▶ _Exercise task_
Recast all of the rows below as a Markdown table with two columns, Row and Text, giving each row's number and its content. Omit any blank lines.

Excerpts from a layout annotation set:
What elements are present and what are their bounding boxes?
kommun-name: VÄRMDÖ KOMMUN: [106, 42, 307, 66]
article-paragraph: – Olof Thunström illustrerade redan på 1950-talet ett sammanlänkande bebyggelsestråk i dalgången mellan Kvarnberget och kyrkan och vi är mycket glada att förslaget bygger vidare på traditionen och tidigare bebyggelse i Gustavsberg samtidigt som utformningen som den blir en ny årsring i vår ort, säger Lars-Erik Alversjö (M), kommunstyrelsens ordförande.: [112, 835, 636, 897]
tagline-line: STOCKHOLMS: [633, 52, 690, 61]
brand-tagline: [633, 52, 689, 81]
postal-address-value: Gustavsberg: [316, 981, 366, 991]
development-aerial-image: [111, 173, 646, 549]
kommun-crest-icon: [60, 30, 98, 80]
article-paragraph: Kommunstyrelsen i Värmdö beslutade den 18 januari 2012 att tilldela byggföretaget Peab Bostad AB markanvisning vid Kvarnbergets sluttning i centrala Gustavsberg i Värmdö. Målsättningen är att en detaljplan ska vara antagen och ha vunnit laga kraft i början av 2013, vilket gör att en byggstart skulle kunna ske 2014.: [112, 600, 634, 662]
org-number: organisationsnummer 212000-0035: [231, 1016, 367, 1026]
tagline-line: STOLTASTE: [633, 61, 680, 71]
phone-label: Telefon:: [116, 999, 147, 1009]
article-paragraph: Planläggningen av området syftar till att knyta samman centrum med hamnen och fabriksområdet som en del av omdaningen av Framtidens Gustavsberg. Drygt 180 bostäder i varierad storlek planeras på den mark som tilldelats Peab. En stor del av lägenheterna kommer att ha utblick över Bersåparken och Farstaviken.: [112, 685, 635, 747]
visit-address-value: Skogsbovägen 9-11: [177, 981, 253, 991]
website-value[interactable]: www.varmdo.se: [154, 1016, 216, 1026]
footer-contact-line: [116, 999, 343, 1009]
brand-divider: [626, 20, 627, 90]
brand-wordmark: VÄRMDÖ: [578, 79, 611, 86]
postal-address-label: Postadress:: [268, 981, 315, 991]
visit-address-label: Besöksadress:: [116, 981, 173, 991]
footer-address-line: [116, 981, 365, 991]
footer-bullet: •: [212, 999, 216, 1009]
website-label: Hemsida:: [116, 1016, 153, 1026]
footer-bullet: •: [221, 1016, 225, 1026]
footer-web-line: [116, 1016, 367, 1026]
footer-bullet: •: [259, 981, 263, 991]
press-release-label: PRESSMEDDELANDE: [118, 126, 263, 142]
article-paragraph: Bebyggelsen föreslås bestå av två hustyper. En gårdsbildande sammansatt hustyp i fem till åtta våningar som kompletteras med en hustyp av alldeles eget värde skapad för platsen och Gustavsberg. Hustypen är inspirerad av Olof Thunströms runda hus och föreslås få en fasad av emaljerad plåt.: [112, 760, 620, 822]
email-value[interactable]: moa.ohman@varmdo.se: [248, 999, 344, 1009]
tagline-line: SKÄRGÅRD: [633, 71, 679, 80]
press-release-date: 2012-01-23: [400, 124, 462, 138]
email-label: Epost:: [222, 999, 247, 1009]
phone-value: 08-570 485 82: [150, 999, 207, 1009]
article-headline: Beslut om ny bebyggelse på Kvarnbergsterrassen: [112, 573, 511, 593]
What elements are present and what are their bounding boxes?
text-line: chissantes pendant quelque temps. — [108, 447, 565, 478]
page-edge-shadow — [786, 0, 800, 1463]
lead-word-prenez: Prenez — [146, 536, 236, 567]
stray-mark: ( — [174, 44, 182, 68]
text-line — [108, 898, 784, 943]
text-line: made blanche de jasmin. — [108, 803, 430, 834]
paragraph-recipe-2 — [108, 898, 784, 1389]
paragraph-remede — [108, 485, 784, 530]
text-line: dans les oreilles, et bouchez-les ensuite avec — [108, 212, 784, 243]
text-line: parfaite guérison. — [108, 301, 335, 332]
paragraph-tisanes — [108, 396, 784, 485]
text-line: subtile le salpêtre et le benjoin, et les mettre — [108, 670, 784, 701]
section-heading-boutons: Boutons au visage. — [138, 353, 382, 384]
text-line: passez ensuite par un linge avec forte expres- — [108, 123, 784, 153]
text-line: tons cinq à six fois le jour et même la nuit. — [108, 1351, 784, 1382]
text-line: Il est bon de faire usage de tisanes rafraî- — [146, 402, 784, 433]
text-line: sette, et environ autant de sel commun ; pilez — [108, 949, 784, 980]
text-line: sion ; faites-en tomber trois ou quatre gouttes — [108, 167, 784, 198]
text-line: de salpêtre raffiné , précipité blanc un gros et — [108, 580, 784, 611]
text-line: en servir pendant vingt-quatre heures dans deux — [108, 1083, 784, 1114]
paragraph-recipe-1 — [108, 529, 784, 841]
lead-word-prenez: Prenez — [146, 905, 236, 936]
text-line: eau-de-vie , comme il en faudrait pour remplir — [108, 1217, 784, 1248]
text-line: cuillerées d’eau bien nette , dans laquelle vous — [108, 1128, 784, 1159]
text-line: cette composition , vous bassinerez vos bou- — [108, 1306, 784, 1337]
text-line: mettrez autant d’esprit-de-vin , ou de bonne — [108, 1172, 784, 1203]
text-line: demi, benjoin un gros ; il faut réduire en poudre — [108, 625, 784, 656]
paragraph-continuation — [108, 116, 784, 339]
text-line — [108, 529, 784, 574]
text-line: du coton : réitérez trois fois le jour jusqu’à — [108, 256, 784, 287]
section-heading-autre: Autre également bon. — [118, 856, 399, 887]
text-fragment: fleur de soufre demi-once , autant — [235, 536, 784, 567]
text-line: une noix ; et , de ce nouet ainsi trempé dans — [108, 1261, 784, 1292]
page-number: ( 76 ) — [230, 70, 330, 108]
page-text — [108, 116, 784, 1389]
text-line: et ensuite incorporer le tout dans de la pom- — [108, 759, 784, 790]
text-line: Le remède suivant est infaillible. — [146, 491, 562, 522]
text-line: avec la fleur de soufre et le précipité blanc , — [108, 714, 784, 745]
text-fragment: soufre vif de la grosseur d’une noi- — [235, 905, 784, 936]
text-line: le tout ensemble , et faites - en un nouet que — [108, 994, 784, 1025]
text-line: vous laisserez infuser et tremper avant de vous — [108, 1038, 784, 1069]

▶ _Exercise response_
| Row | Text |
|---|---|
| 1 | What elements are present and what are their bounding boxes? |
| 2 | kommun-name: VÄRMDÖ KOMMUN: [106, 42, 307, 66] |
| 3 | article-paragraph: – Olof Thunström illustrerade redan på 1950-talet ett sammanlänkande bebyggelsestråk i dalgången mellan Kvarnberget och kyrkan och vi är mycket glada att förslaget bygger vidare på traditionen och tidigare bebyggelse i Gustavsberg samtidigt som utformningen som den blir en ny årsring i vår ort, säger Lars-Erik Alversjö (M), kommunstyrelsens ordförande.: [112, 835, 636, 897] |
| 4 | tagline-line: STOCKHOLMS: [633, 52, 690, 61] |
| 5 | brand-tagline: [633, 52, 689, 81] |
| 6 | postal-address-value: Gustavsberg: [316, 981, 366, 991] |
| 7 | development-aerial-image: [111, 173, 646, 549] |
| 8 | kommun-crest-icon: [60, 30, 98, 80] |
| 9 | article-paragraph: Kommunstyrelsen i Värmdö beslutade den 18 januari 2012 att tilldela byggföretaget Peab Bostad AB markanvisning vid Kvarnbergets sluttning i centrala Gustavsberg i Värmdö. Målsättningen är att en detaljplan ska vara antagen och ha vunnit laga kraft i början av 2013, vilket gör att en byggstart skulle kunna ske 2014.: [112, 600, 634, 662] |
| 10 | org-number: organisationsnummer 212000-0035: [231, 1016, 367, 1026] |
| 11 | tagline-line: STOLTASTE: [633, 61, 680, 71] |
| 12 | phone-label: Telefon:: [116, 999, 147, 1009] |
| 13 | article-paragraph: Planläggningen av området syftar till att knyta samman centrum med hamnen och fabriksområdet som en del av omdaningen av Framtidens Gustavsberg. Drygt 180 bostäder i varierad storlek planeras på den mark som tilldelats Peab. En stor del av lägenheterna kommer att ha utblick över Bersåparken och Farstaviken.: [112, 685, 635, 747] |
| 14 | visit-address-value: Skogsbovägen 9-11: [177, 981, 253, 991] |
| 15 | website-value[interactable]: www.varmdo.se: [154, 1016, 216, 1026] |
| 16 | footer-contact-line: [116, 999, 343, 1009] |
| 17 | brand-divider: [626, 20, 627, 90] |
| 18 | brand-wordmark: VÄRMDÖ: [578, 79, 611, 86] |
| 19 | postal-address-label: Postadress:: [268, 981, 315, 991] |
| 20 | visit-address-label: Besöksadress:: [116, 981, 173, 991] |
| 21 | footer-address-line: [116, 981, 365, 991] |
| 22 | footer-bullet: •: [212, 999, 216, 1009] |
| 23 | website-label: Hemsida:: [116, 1016, 153, 1026] |
| 24 | footer-bullet: •: [221, 1016, 225, 1026] |
| 25 | footer-web-line: [116, 1016, 367, 1026] |
| 26 | footer-bullet: •: [259, 981, 263, 991] |
| 27 | press-release-label: PRESSMEDDELANDE: [118, 126, 263, 142] |
| 28 | article-paragraph: Bebyggelsen föreslås bestå av två hustyper. En gårdsbildande sammansatt hustyp i fem till åtta våningar som kompletteras med en hustyp av alldeles eget värde skapad för platsen och Gustavsberg. Hustypen är inspirerad av Olof Thunströms runda hus och föreslås få en fasad av emaljerad plåt.: [112, 760, 620, 822] |
| 29 | email-value[interactable]: moa.ohman@varmdo.se: [248, 999, 344, 1009] |
| 30 | tagline-line: SKÄRGÅRD: [633, 71, 679, 80] |
| 31 | press-release-date: 2012-01-23: [400, 124, 462, 138] |
| 32 | email-label: Epost:: [222, 999, 247, 1009] |
| 33 | phone-value: 08-570 485 82: [150, 999, 207, 1009] |
| 34 | article-headline: Beslut om ny bebyggelse på Kvarnbergsterrassen: [112, 573, 511, 593] |
| 35 | What elements are present and what are their bounding boxes? |
| 36 | text-line: chissantes pendant quelque temps. — [108, 447, 565, 478] |
| 37 | page-edge-shadow — [786, 0, 800, 1463] |
| 38 | lead-word-prenez: Prenez — [146, 536, 236, 567] |
| 39 | stray-mark: ( — [174, 44, 182, 68] |
| 40 | text-line — [108, 898, 784, 943] |
| 41 | text-line: made blanche de jasmin. — [108, 803, 430, 834] |
| 42 | paragraph-recipe-2 — [108, 898, 784, 1389] |
| 43 | paragraph-remede — [108, 485, 784, 530] |
| 44 | text-line: dans les oreilles, et bouchez-les ensuite avec — [108, 212, 784, 243] |
| 45 | text-line: parfaite guérison. — [108, 301, 335, 332] |
| 46 | paragraph-tisanes — [108, 396, 784, 485] |
| 47 | text-line: subtile le salpêtre et le benjoin, et les mettre — [108, 670, 784, 701] |
| 48 | section-heading-boutons: Boutons au visage. — [138, 353, 382, 384] |
| 49 | text-line: passez ensuite par un linge avec forte expres- — [108, 123, 784, 153] |
| 50 | text-line: tons cinq à six fois le jour et même la nuit. — [108, 1351, 784, 1382] |
| 51 | text-line: Il est bon de faire usage de tisanes rafraî- — [146, 402, 784, 433] |
| 52 | text-line: sette, et environ autant de sel commun ; pilez — [108, 949, 784, 980] |
| 53 | text-line: sion ; faites-en tomber trois ou quatre gouttes — [108, 167, 784, 198] |
| 54 | text-line: de salpêtre raffiné , précipité blanc un gros et — [108, 580, 784, 611] |
| 55 | text-line: en servir pendant vingt-quatre heures dans deux — [108, 1083, 784, 1114] |
| 56 | paragraph-recipe-1 — [108, 529, 784, 841] |
| 57 | lead-word-prenez: Prenez — [146, 905, 236, 936] |
| 58 | text-line: eau-de-vie , comme il en faudrait pour remplir — [108, 1217, 784, 1248] |
| 59 | text-line: cuillerées d’eau bien nette , dans laquelle vous — [108, 1128, 784, 1159] |
| 60 | text-line: cette composition , vous bassinerez vos bou- — [108, 1306, 784, 1337] |
| 61 | text-line: mettrez autant d’esprit-de-vin , ou de bonne — [108, 1172, 784, 1203] |
| 62 | text-line: demi, benjoin un gros ; il faut réduire en poudre — [108, 625, 784, 656] |
| 63 | paragraph-continuation — [108, 116, 784, 339] |
| 64 | text-line — [108, 529, 784, 574] |
| 65 | text-line: du coton : réitérez trois fois le jour jusqu’à — [108, 256, 784, 287] |
| 66 | section-heading-autre: Autre également bon. — [118, 856, 399, 887] |
| 67 | text-fragment: fleur de soufre demi-once , autant — [235, 536, 784, 567] |
| 68 | text-line: une noix ; et , de ce nouet ainsi trempé dans — [108, 1261, 784, 1292] |
| 69 | page-number: ( 76 ) — [230, 70, 330, 108] |
| 70 | page-text — [108, 116, 784, 1389] |
| 71 | text-line: et ensuite incorporer le tout dans de la pom- — [108, 759, 784, 790] |
| 72 | text-line: Le remède suivant est infaillible. — [146, 491, 562, 522] |
| 73 | text-line: avec la fleur de soufre et le précipité blanc , — [108, 714, 784, 745] |
| 74 | text-fragment: soufre vif de la grosseur d’une noi- — [235, 905, 784, 936] |
| 75 | text-line: le tout ensemble , et faites - en un nouet que — [108, 994, 784, 1025] |
| 76 | text-line: vous laisserez infuser et tremper avant de vous — [108, 1038, 784, 1069] |